## SHORT TASK:
Please retype the records below exactly, leaving out any pictures.

## MATERIAL FOR THE TASK:
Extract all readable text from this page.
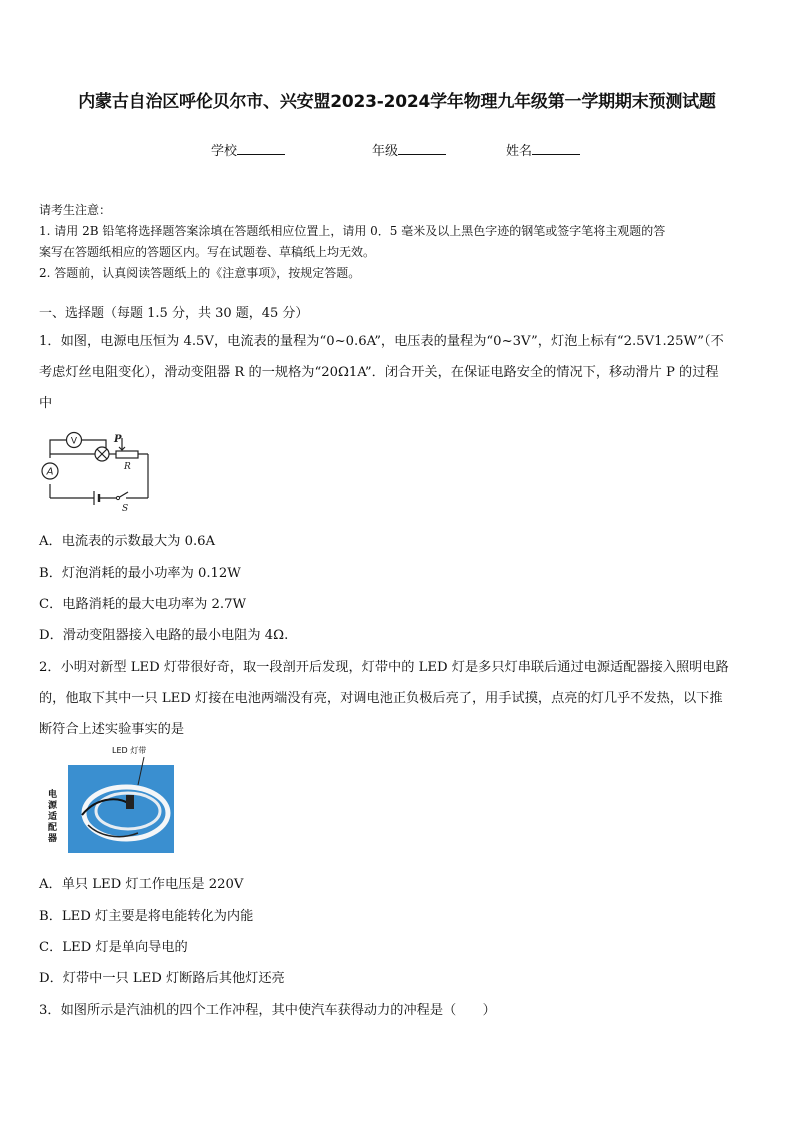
内蒙古自治区呼伦贝尔市、兴安盟2023-2024学年物理九年级第一学期期末预测试题
学校	年级	姓名
请考生注意：
1. 请用 2B 铅笔将选择题答案涂填在答题纸相应位置上，请用 0．5 毫米及以上黑色字迹的钢笔或签字笔将主观题的答
案写在答题纸相应的答题区内。写在试题卷、草稿纸上均无效。
2. 答题前，认真阅读答题纸上的《注意事项》，按规定答题。
一、选择题（每题 1.5 分，共 30 题，45 分）
1．如图，电源电压恒为 4.5V，电流表的量程为“0~0.6A”，电压表的量程为“0~3V”，灯泡上标有“2.5V1.25W”（不
考虑灯丝电阻变化），滑动变阻器 R 的一规格为“20Ω1A”．闭合开关，在保证电路安全的情况下，移动滑片 P 的过程
中
V	P
R
A
S
A．电流表的示数最大为 0.6A
B．灯泡消耗的最小功率为 0.12W
C．电路消耗的最大电功率为 2.7W
D．滑动变阻器接入电路的最小电阻为 4Ω.
2．小明对新型 LED 灯带很好奇，取一段剖开后发现，灯带中的 LED 灯是多只灯串联后通过电源适配器接入照明电路
的，他取下其中一只 LED 灯接在电池两端没有亮，对调电池正负极后亮了，用手试摸，点亮的灯几乎不发热，以下推
断符合上述实验事实的是
LED 灯带
电源适配器
A．单只 LED 灯工作电压是 220V
B．LED 灯主要是将电能转化为内能
C．LED 灯是单向导电的
D．灯带中一只 LED 灯断路后其他灯还亮
3．如图所示是汽油机的四个工作冲程，其中使汽车获得动力的冲程是（　　）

## FINAL RESULT:
Extract all readable text from this page.
内蒙古自治区呼伦贝尔市、兴安盟2023-2024学年物理九年级第一学期期末预测试题
学校	年级	姓名
请考生注意：
1. 请用 2B 铅笔将选择题答案涂填在答题纸相应位置上，请用 0．5 毫米及以上黑色字迹的钢笔或签字笔将主观题的答
案写在答题纸相应的答题区内。写在试题卷、草稿纸上均无效。
2. 答题前，认真阅读答题纸上的《注意事项》，按规定答题。
一、选择题（每题 1.5 分，共 30 题，45 分）
1．如图，电源电压恒为 4.5V，电流表的量程为“0~0.6A”，电压表的量程为“0~3V”，灯泡上标有“2.5V1.25W”（不
考虑灯丝电阻变化），滑动变阻器 R 的一规格为“20Ω1A”．闭合开关，在保证电路安全的情况下，移动滑片 P 的过程
中
V	P
R
A
S
A．电流表的示数最大为 0.6A
B．灯泡消耗的最小功率为 0.12W
C．电路消耗的最大电功率为 2.7W
D．滑动变阻器接入电路的最小电阻为 4Ω.
2．小明对新型 LED 灯带很好奇，取一段剖开后发现，灯带中的 LED 灯是多只灯串联后通过电源适配器接入照明电路
的，他取下其中一只 LED 灯接在电池两端没有亮，对调电池正负极后亮了，用手试摸，点亮的灯几乎不发热，以下推
断符合上述实验事实的是
LED 灯带
电源适配器
A．单只 LED 灯工作电压是 220V
B．LED 灯主要是将电能转化为内能
C．LED 灯是单向导电的
D．灯带中一只 LED 灯断路后其他灯还亮
3．如图所示是汽油机的四个工作冲程，其中使汽车获得动力的冲程是（　　）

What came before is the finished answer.